-- start Information supplied --

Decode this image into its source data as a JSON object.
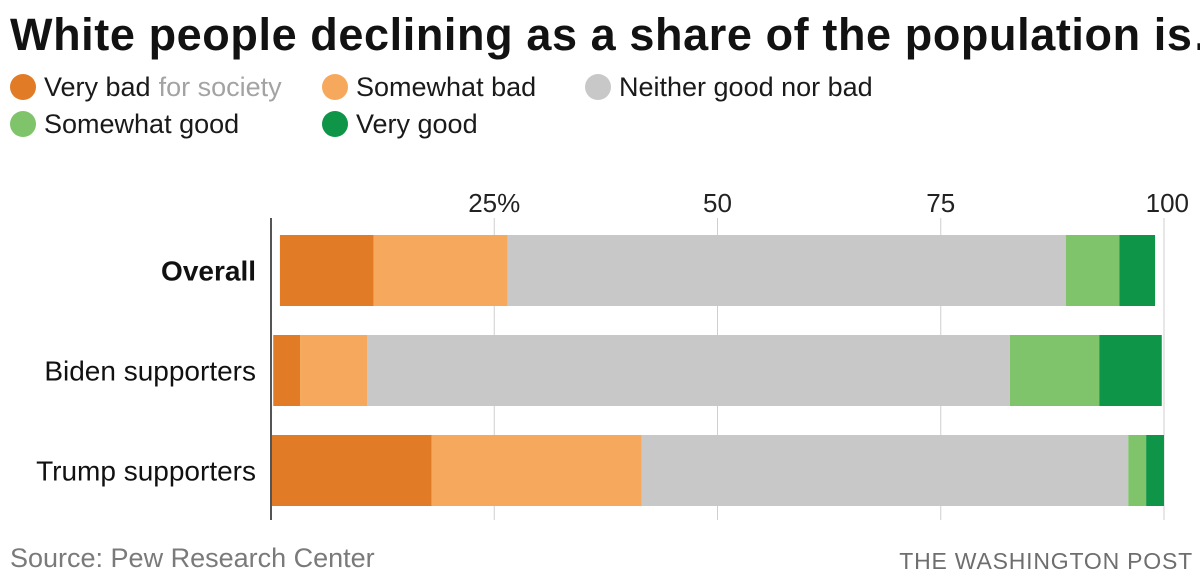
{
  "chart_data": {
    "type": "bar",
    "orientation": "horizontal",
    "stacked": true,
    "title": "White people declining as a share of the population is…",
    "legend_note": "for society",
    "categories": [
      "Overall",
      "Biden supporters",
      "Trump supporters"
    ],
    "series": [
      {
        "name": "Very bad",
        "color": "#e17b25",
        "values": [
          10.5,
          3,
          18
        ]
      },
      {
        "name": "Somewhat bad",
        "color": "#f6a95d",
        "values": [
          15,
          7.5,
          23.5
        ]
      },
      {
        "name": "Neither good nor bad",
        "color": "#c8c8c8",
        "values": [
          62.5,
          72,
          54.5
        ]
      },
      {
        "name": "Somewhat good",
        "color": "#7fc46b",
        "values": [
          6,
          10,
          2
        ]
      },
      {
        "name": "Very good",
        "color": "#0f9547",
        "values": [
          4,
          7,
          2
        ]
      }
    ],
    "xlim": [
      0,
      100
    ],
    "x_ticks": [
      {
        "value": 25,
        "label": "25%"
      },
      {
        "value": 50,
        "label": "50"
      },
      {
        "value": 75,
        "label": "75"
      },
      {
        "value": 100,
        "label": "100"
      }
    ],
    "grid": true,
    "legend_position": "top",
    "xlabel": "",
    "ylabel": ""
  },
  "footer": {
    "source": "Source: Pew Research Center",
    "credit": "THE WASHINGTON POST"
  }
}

-- end Information supplied --

■ **Set exercise**
Exclude every picture and copy the remaining data exactly.

■ **Finished task**
Decode this image into its source data as a JSON object.
{
  "chart_data": {
    "type": "bar",
    "orientation": "horizontal",
    "stacked": true,
    "title": "White people declining as a share of the population is…",
    "legend_note": "for society",
    "categories": [
      "Overall",
      "Biden supporters",
      "Trump supporters"
    ],
    "series": [
      {
        "name": "Very bad",
        "color": "#e17b25",
        "values": [
          10.5,
          3,
          18
        ]
      },
      {
        "name": "Somewhat bad",
        "color": "#f6a95d",
        "values": [
          15,
          7.5,
          23.5
        ]
      },
      {
        "name": "Neither good nor bad",
        "color": "#c8c8c8",
        "values": [
          62.5,
          72,
          54.5
        ]
      },
      {
        "name": "Somewhat good",
        "color": "#7fc46b",
        "values": [
          6,
          10,
          2
        ]
      },
      {
        "name": "Very good",
        "color": "#0f9547",
        "values": [
          4,
          7,
          2
        ]
      }
    ],
    "xlim": [
      0,
      100
    ],
    "x_ticks": [
      {
        "value": 25,
        "label": "25%"
      },
      {
        "value": 50,
        "label": "50"
      },
      {
        "value": 75,
        "label": "75"
      },
      {
        "value": 100,
        "label": "100"
      }
    ],
    "grid": true,
    "legend_position": "top",
    "xlabel": "",
    "ylabel": ""
  },
  "footer": {
    "source": "Source: Pew Research Center",
    "credit": "THE WASHINGTON POST"
  }
}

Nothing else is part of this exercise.